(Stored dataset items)
+++
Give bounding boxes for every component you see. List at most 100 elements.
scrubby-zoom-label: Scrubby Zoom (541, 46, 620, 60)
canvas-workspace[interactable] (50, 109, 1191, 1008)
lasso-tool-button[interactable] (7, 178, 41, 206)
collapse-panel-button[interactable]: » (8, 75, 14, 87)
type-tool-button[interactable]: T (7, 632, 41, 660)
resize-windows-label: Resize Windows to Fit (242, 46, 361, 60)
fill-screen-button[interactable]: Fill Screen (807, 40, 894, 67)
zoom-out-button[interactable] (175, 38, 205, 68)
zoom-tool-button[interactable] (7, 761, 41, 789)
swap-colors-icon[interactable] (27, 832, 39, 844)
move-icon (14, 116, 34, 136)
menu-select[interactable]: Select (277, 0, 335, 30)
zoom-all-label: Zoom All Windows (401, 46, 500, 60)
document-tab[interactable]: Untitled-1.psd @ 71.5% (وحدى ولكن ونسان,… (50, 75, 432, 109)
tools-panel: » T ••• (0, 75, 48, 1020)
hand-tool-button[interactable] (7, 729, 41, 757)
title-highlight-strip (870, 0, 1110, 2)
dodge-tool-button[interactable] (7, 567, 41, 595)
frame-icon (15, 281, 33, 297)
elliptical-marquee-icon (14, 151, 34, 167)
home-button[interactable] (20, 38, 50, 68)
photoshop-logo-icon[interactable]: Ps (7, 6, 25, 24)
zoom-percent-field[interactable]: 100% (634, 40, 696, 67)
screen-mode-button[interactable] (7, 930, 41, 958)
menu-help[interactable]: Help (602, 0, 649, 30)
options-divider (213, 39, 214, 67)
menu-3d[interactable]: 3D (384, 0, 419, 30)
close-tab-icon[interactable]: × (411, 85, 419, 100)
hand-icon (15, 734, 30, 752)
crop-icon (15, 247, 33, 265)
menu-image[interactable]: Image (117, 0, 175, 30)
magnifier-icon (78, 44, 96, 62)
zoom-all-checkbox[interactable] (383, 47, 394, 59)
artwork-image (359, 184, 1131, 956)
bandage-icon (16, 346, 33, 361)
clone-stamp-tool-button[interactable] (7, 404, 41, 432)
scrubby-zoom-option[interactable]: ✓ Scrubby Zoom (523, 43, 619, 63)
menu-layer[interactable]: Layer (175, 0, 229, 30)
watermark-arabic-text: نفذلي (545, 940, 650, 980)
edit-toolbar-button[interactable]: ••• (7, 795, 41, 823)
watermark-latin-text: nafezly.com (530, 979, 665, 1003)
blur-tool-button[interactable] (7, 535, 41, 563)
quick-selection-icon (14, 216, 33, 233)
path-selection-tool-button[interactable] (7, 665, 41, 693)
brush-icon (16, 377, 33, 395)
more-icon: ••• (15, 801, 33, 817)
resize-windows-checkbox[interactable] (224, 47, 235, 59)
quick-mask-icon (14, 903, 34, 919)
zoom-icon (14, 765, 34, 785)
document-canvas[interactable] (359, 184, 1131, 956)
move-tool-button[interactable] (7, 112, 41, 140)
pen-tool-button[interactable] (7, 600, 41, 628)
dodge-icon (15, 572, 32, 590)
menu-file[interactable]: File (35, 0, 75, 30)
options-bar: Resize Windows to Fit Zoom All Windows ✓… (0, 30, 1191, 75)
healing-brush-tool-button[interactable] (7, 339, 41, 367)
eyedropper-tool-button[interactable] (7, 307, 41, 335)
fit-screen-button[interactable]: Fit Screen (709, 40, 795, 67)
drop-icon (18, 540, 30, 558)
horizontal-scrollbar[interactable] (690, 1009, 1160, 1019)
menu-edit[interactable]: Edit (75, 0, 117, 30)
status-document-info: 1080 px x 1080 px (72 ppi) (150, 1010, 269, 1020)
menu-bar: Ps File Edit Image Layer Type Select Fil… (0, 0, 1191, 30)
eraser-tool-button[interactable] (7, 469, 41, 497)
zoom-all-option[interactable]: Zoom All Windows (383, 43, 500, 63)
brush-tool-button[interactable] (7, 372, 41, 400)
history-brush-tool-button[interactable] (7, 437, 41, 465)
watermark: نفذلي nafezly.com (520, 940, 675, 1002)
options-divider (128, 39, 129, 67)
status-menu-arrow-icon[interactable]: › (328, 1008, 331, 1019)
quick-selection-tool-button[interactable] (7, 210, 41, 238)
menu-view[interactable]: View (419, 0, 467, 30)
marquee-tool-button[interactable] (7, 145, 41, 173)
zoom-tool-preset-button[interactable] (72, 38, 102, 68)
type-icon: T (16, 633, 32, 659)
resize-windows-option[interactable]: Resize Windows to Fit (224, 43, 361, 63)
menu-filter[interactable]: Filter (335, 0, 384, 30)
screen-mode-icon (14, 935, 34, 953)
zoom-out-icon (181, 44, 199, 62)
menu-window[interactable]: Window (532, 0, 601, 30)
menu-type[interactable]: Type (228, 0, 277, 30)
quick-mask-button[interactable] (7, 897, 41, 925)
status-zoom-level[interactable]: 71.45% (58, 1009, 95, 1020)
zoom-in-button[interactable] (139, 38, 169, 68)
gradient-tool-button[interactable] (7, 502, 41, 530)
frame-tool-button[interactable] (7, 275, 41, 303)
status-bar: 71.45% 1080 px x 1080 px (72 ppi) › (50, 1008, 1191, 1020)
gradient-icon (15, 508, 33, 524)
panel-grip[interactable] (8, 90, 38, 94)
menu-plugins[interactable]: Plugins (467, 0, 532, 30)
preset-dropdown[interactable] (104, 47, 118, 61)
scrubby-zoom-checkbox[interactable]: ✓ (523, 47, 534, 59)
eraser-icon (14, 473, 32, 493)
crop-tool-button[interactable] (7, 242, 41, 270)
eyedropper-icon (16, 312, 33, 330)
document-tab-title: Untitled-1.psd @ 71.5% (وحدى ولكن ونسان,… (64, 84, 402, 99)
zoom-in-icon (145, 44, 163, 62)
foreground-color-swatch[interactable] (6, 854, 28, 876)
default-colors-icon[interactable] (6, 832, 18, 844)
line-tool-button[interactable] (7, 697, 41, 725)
+++
• _Work to do_
Copy out every line of the records above without changing anything.

• _Solved problem_
Give bounding boxes for every component you see. List at most 100 elements.
scrubby-zoom-label: Scrubby Zoom (541, 46, 620, 60)
canvas-workspace[interactable] (50, 109, 1191, 1008)
lasso-tool-button[interactable] (7, 178, 41, 206)
collapse-panel-button[interactable]: » (8, 75, 14, 87)
type-tool-button[interactable]: T (7, 632, 41, 660)
resize-windows-label: Resize Windows to Fit (242, 46, 361, 60)
fill-screen-button[interactable]: Fill Screen (807, 40, 894, 67)
zoom-out-button[interactable] (175, 38, 205, 68)
zoom-tool-button[interactable] (7, 761, 41, 789)
swap-colors-icon[interactable] (27, 832, 39, 844)
move-icon (14, 116, 34, 136)
menu-select[interactable]: Select (277, 0, 335, 30)
zoom-all-label: Zoom All Windows (401, 46, 500, 60)
document-tab[interactable]: Untitled-1.psd @ 71.5% (وحدى ولكن ونسان,… (50, 75, 432, 109)
tools-panel: » T ••• (0, 75, 48, 1020)
hand-tool-button[interactable] (7, 729, 41, 757)
title-highlight-strip (870, 0, 1110, 2)
dodge-tool-button[interactable] (7, 567, 41, 595)
frame-icon (15, 281, 33, 297)
elliptical-marquee-icon (14, 151, 34, 167)
home-button[interactable] (20, 38, 50, 68)
photoshop-logo-icon[interactable]: Ps (7, 6, 25, 24)
zoom-percent-field[interactable]: 100% (634, 40, 696, 67)
screen-mode-button[interactable] (7, 930, 41, 958)
menu-help[interactable]: Help (602, 0, 649, 30)
options-divider (213, 39, 214, 67)
menu-3d[interactable]: 3D (384, 0, 419, 30)
close-tab-icon[interactable]: × (411, 85, 419, 100)
hand-icon (15, 734, 30, 752)
crop-icon (15, 247, 33, 265)
menu-image[interactable]: Image (117, 0, 175, 30)
magnifier-icon (78, 44, 96, 62)
zoom-all-checkbox[interactable] (383, 47, 394, 59)
artwork-image (359, 184, 1131, 956)
bandage-icon (16, 346, 33, 361)
clone-stamp-tool-button[interactable] (7, 404, 41, 432)
scrubby-zoom-option[interactable]: ✓ Scrubby Zoom (523, 43, 619, 63)
menu-layer[interactable]: Layer (175, 0, 229, 30)
watermark-arabic-text: نفذلي (545, 940, 650, 980)
edit-toolbar-button[interactable]: ••• (7, 795, 41, 823)
watermark-latin-text: nafezly.com (530, 979, 665, 1003)
blur-tool-button[interactable] (7, 535, 41, 563)
quick-selection-icon (14, 216, 33, 233)
path-selection-tool-button[interactable] (7, 665, 41, 693)
brush-icon (16, 377, 33, 395)
more-icon: ••• (15, 801, 33, 817)
resize-windows-checkbox[interactable] (224, 47, 235, 59)
quick-mask-icon (14, 903, 34, 919)
zoom-icon (14, 765, 34, 785)
document-canvas[interactable] (359, 184, 1131, 956)
move-tool-button[interactable] (7, 112, 41, 140)
pen-tool-button[interactable] (7, 600, 41, 628)
dodge-icon (15, 572, 32, 590)
menu-file[interactable]: File (35, 0, 75, 30)
options-bar: Resize Windows to Fit Zoom All Windows ✓… (0, 30, 1191, 75)
healing-brush-tool-button[interactable] (7, 339, 41, 367)
eyedropper-tool-button[interactable] (7, 307, 41, 335)
fit-screen-button[interactable]: Fit Screen (709, 40, 795, 67)
drop-icon (18, 540, 30, 558)
horizontal-scrollbar[interactable] (690, 1009, 1160, 1019)
menu-edit[interactable]: Edit (75, 0, 117, 30)
status-document-info: 1080 px x 1080 px (72 ppi) (150, 1010, 269, 1020)
menu-bar: Ps File Edit Image Layer Type Select Fil… (0, 0, 1191, 30)
eraser-tool-button[interactable] (7, 469, 41, 497)
zoom-all-option[interactable]: Zoom All Windows (383, 43, 500, 63)
brush-tool-button[interactable] (7, 372, 41, 400)
history-brush-tool-button[interactable] (7, 437, 41, 465)
watermark: نفذلي nafezly.com (520, 940, 675, 1002)
options-divider (128, 39, 129, 67)
status-menu-arrow-icon[interactable]: › (328, 1008, 331, 1019)
quick-selection-tool-button[interactable] (7, 210, 41, 238)
menu-view[interactable]: View (419, 0, 467, 30)
marquee-tool-button[interactable] (7, 145, 41, 173)
zoom-tool-preset-button[interactable] (72, 38, 102, 68)
type-icon: T (16, 633, 32, 659)
resize-windows-option[interactable]: Resize Windows to Fit (224, 43, 361, 63)
menu-filter[interactable]: Filter (335, 0, 384, 30)
screen-mode-icon (14, 935, 34, 953)
zoom-out-icon (181, 44, 199, 62)
menu-window[interactable]: Window (532, 0, 601, 30)
menu-type[interactable]: Type (228, 0, 277, 30)
quick-mask-button[interactable] (7, 897, 41, 925)
status-zoom-level[interactable]: 71.45% (58, 1009, 95, 1020)
zoom-in-button[interactable] (139, 38, 169, 68)
gradient-tool-button[interactable] (7, 502, 41, 530)
frame-tool-button[interactable] (7, 275, 41, 303)
status-bar: 71.45% 1080 px x 1080 px (72 ppi) › (50, 1008, 1191, 1020)
gradient-icon (15, 508, 33, 524)
panel-grip[interactable] (8, 90, 38, 94)
menu-plugins[interactable]: Plugins (467, 0, 532, 30)
preset-dropdown[interactable] (104, 47, 118, 61)
scrubby-zoom-checkbox[interactable]: ✓ (523, 47, 534, 59)
eraser-icon (14, 473, 32, 493)
crop-tool-button[interactable] (7, 242, 41, 270)
eyedropper-icon (16, 312, 33, 330)
document-tab-title: Untitled-1.psd @ 71.5% (وحدى ولكن ونسان,… (64, 84, 402, 99)
zoom-in-icon (145, 44, 163, 62)
foreground-color-swatch[interactable] (6, 854, 28, 876)
default-colors-icon[interactable] (6, 832, 18, 844)
line-tool-button[interactable] (7, 697, 41, 725)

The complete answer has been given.